Output the full listing word for word.

◆ EXTRACTED MATERIAL ◆
§

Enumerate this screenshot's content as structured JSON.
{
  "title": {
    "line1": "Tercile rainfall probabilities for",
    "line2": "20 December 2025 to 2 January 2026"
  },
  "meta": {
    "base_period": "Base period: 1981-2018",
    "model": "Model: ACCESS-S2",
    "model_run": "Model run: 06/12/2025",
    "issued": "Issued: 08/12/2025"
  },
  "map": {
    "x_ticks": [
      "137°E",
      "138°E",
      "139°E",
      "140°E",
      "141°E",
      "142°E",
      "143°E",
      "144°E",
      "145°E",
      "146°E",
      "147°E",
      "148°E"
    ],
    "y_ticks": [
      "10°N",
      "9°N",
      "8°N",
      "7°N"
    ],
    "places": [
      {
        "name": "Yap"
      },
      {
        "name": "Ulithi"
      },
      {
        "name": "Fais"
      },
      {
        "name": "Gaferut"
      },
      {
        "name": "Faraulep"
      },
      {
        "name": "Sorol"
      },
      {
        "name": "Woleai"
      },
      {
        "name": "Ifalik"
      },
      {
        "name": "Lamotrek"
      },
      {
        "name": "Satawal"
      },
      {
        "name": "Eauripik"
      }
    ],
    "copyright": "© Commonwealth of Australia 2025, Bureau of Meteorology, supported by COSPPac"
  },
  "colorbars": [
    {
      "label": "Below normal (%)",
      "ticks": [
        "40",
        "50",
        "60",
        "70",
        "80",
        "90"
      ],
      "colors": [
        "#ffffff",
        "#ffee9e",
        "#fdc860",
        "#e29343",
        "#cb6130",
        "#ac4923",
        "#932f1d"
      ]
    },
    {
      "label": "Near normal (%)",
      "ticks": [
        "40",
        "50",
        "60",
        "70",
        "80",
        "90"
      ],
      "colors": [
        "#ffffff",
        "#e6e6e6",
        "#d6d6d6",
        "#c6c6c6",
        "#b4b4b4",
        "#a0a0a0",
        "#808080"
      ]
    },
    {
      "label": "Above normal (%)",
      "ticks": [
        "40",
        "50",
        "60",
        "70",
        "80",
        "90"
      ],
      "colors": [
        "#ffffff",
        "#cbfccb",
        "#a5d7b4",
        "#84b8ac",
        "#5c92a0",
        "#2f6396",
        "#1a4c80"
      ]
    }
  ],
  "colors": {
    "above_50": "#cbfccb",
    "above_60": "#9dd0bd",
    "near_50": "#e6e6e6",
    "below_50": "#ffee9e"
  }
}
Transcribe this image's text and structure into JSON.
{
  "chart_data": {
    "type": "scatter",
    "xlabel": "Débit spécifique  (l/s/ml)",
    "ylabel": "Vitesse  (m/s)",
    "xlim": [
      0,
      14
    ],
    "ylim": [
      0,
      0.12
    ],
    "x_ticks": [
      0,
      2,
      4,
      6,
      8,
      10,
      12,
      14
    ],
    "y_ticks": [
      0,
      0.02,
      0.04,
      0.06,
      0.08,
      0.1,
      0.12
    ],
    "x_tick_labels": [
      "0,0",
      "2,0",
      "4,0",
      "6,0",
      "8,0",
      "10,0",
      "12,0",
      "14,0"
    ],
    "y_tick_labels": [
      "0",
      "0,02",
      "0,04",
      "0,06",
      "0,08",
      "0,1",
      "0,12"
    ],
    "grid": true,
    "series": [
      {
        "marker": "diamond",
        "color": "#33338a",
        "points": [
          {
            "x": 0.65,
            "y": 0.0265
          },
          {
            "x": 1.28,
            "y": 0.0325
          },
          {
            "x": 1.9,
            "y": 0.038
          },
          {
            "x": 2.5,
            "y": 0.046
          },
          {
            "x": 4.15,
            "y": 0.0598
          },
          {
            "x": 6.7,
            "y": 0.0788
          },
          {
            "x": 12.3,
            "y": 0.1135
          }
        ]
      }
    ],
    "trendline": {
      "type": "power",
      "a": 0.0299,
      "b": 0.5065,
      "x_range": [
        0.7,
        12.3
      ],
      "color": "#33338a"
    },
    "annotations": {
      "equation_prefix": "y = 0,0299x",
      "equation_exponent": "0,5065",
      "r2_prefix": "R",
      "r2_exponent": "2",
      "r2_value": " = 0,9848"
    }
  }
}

§

◆ SOLUTION ◆
Enumerate this screenshot's content as structured JSON.
{
  "title": {
    "line1": "Tercile rainfall probabilities for",
    "line2": "20 December 2025 to 2 January 2026"
  },
  "meta": {
    "base_period": "Base period: 1981-2018",
    "model": "Model: ACCESS-S2",
    "model_run": "Model run: 06/12/2025",
    "issued": "Issued: 08/12/2025"
  },
  "map": {
    "x_ticks": [
      "137°E",
      "138°E",
      "139°E",
      "140°E",
      "141°E",
      "142°E",
      "143°E",
      "144°E",
      "145°E",
      "146°E",
      "147°E",
      "148°E"
    ],
    "y_ticks": [
      "10°N",
      "9°N",
      "8°N",
      "7°N"
    ],
    "places": [
      {
        "name": "Yap"
      },
      {
        "name": "Ulithi"
      },
      {
        "name": "Fais"
      },
      {
        "name": "Gaferut"
      },
      {
        "name": "Faraulep"
      },
      {
        "name": "Sorol"
      },
      {
        "name": "Woleai"
      },
      {
        "name": "Ifalik"
      },
      {
        "name": "Lamotrek"
      },
      {
        "name": "Satawal"
      },
      {
        "name": "Eauripik"
      }
    ],
    "copyright": "© Commonwealth of Australia 2025, Bureau of Meteorology, supported by COSPPac"
  },
  "colorbars": [
    {
      "label": "Below normal (%)",
      "ticks": [
        "40",
        "50",
        "60",
        "70",
        "80",
        "90"
      ],
      "colors": [
        "#ffffff",
        "#ffee9e",
        "#fdc860",
        "#e29343",
        "#cb6130",
        "#ac4923",
        "#932f1d"
      ]
    },
    {
      "label": "Near normal (%)",
      "ticks": [
        "40",
        "50",
        "60",
        "70",
        "80",
        "90"
      ],
      "colors": [
        "#ffffff",
        "#e6e6e6",
        "#d6d6d6",
        "#c6c6c6",
        "#b4b4b4",
        "#a0a0a0",
        "#808080"
      ]
    },
    {
      "label": "Above normal (%)",
      "ticks": [
        "40",
        "50",
        "60",
        "70",
        "80",
        "90"
      ],
      "colors": [
        "#ffffff",
        "#cbfccb",
        "#a5d7b4",
        "#84b8ac",
        "#5c92a0",
        "#2f6396",
        "#1a4c80"
      ]
    }
  ],
  "colors": {
    "above_50": "#cbfccb",
    "above_60": "#9dd0bd",
    "near_50": "#e6e6e6",
    "below_50": "#ffee9e"
  }
}
Transcribe this image's text and structure into JSON.
{
  "chart_data": {
    "type": "scatter",
    "xlabel": "Débit spécifique  (l/s/ml)",
    "ylabel": "Vitesse  (m/s)",
    "xlim": [
      0,
      14
    ],
    "ylim": [
      0,
      0.12
    ],
    "x_ticks": [
      0,
      2,
      4,
      6,
      8,
      10,
      12,
      14
    ],
    "y_ticks": [
      0,
      0.02,
      0.04,
      0.06,
      0.08,
      0.1,
      0.12
    ],
    "x_tick_labels": [
      "0,0",
      "2,0",
      "4,0",
      "6,0",
      "8,0",
      "10,0",
      "12,0",
      "14,0"
    ],
    "y_tick_labels": [
      "0",
      "0,02",
      "0,04",
      "0,06",
      "0,08",
      "0,1",
      "0,12"
    ],
    "grid": true,
    "series": [
      {
        "marker": "diamond",
        "color": "#33338a",
        "points": [
          {
            "x": 0.65,
            "y": 0.0265
          },
          {
            "x": 1.28,
            "y": 0.0325
          },
          {
            "x": 1.9,
            "y": 0.038
          },
          {
            "x": 2.5,
            "y": 0.046
          },
          {
            "x": 4.15,
            "y": 0.0598
          },
          {
            "x": 6.7,
            "y": 0.0788
          },
          {
            "x": 12.3,
            "y": 0.1135
          }
        ]
      }
    ],
    "trendline": {
      "type": "power",
      "a": 0.0299,
      "b": 0.5065,
      "x_range": [
        0.7,
        12.3
      ],
      "color": "#33338a"
    },
    "annotations": {
      "equation_prefix": "y = 0,0299x",
      "equation_exponent": "0,5065",
      "r2_prefix": "R",
      "r2_exponent": "2",
      "r2_value": " = 0,9848"
    }
  }
}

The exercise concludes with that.